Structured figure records

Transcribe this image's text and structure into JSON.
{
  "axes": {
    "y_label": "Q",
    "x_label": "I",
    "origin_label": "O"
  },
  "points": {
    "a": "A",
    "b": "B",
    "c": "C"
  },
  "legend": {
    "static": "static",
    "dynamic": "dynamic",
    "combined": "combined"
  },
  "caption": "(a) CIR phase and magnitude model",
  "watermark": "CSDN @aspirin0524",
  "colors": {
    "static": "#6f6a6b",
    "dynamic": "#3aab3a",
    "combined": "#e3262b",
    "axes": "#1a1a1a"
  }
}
* * *
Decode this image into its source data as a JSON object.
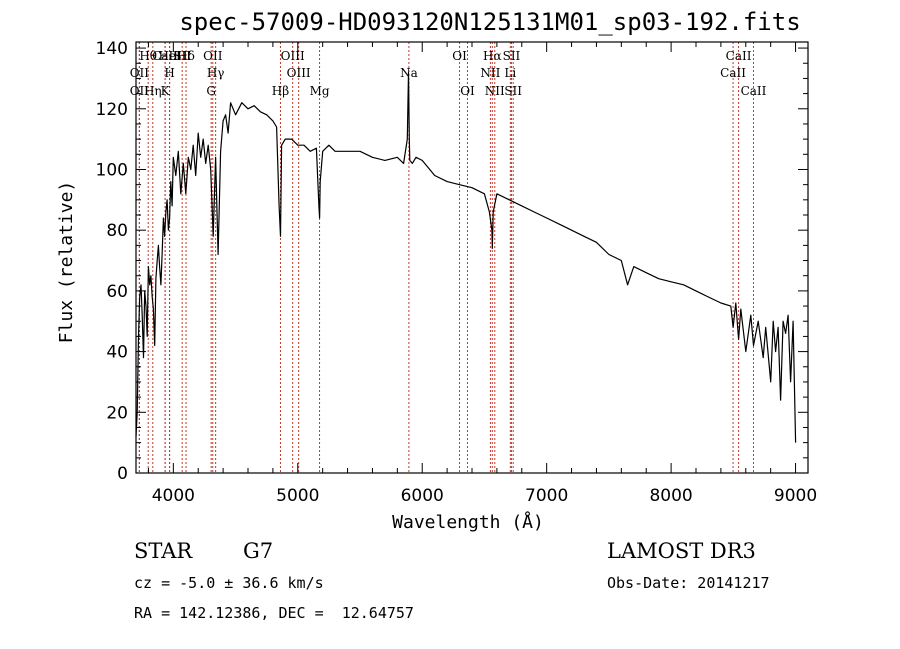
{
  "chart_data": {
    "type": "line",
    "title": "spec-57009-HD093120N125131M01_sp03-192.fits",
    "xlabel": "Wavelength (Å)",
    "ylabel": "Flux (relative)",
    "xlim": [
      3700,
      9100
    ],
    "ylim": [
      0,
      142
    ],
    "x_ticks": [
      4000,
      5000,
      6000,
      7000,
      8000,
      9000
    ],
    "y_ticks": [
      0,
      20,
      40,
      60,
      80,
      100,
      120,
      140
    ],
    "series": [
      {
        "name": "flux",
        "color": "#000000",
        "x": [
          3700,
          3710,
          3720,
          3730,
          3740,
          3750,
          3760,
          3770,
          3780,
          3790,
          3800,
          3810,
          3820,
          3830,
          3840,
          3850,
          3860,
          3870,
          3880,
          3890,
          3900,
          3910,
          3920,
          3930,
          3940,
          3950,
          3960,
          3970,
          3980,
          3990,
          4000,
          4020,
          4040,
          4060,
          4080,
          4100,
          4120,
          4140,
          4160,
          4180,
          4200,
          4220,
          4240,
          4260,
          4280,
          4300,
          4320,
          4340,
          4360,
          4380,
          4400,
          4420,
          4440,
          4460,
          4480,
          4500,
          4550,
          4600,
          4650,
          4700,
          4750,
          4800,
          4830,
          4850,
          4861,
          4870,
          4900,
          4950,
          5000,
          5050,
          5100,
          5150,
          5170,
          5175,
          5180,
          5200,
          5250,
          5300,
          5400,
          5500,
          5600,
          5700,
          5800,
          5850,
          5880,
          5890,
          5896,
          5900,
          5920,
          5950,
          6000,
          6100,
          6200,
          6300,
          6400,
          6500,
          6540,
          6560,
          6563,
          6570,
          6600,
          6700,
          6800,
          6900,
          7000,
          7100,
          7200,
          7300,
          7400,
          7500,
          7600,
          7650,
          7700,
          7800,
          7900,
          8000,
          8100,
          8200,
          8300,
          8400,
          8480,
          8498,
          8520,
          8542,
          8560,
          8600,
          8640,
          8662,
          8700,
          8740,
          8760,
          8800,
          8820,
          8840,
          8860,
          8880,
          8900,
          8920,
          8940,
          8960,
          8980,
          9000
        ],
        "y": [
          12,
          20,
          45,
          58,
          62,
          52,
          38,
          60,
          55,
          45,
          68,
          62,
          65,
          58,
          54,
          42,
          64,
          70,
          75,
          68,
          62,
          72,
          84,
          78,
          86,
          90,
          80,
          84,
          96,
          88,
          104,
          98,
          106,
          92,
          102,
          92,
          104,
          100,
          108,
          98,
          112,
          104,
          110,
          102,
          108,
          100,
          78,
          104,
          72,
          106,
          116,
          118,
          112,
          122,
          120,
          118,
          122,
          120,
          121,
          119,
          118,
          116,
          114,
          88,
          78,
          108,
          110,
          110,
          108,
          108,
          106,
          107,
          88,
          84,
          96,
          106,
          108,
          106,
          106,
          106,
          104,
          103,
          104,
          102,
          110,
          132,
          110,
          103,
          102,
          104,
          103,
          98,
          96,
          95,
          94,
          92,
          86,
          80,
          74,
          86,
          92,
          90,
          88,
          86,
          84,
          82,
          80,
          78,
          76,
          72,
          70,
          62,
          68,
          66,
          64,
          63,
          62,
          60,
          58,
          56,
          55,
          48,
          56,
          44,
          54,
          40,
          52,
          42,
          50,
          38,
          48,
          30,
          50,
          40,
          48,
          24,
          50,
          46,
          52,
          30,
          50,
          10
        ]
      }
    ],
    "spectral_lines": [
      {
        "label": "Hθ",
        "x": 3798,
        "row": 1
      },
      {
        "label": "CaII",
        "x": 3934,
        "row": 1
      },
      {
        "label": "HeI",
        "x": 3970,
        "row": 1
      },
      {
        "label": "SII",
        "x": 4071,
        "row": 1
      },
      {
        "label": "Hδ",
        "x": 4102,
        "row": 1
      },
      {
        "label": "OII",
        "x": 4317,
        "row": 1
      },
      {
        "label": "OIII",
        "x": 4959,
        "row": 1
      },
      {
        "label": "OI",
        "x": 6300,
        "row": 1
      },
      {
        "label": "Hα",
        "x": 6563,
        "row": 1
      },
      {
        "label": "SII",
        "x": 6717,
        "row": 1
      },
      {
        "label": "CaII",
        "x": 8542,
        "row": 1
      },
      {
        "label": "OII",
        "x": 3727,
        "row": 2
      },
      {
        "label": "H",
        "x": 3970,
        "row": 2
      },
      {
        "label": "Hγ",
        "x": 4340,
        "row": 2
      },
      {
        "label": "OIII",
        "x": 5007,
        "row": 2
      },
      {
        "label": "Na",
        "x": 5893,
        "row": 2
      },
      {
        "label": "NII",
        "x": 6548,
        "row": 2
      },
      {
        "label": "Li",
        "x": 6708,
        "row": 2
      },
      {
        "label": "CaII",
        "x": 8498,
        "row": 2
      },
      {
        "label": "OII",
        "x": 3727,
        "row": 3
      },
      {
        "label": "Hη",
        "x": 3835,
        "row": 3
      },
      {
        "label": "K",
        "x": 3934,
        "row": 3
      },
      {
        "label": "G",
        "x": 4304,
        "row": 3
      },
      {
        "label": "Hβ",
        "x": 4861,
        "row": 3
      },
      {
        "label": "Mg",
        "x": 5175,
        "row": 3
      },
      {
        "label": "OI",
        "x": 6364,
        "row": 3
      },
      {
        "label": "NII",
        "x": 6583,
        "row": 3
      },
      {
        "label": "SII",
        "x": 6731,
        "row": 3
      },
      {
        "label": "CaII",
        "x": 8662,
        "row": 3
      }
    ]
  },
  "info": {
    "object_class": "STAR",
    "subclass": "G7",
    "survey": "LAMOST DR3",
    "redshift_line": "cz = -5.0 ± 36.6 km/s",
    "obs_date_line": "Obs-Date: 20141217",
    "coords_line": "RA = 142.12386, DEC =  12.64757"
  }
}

◆ **STATED TASK**: Examine the entries and report how many of their lines contain the string "into", giving no more than the number.

◆ **FINISHED EXERCISE**: 2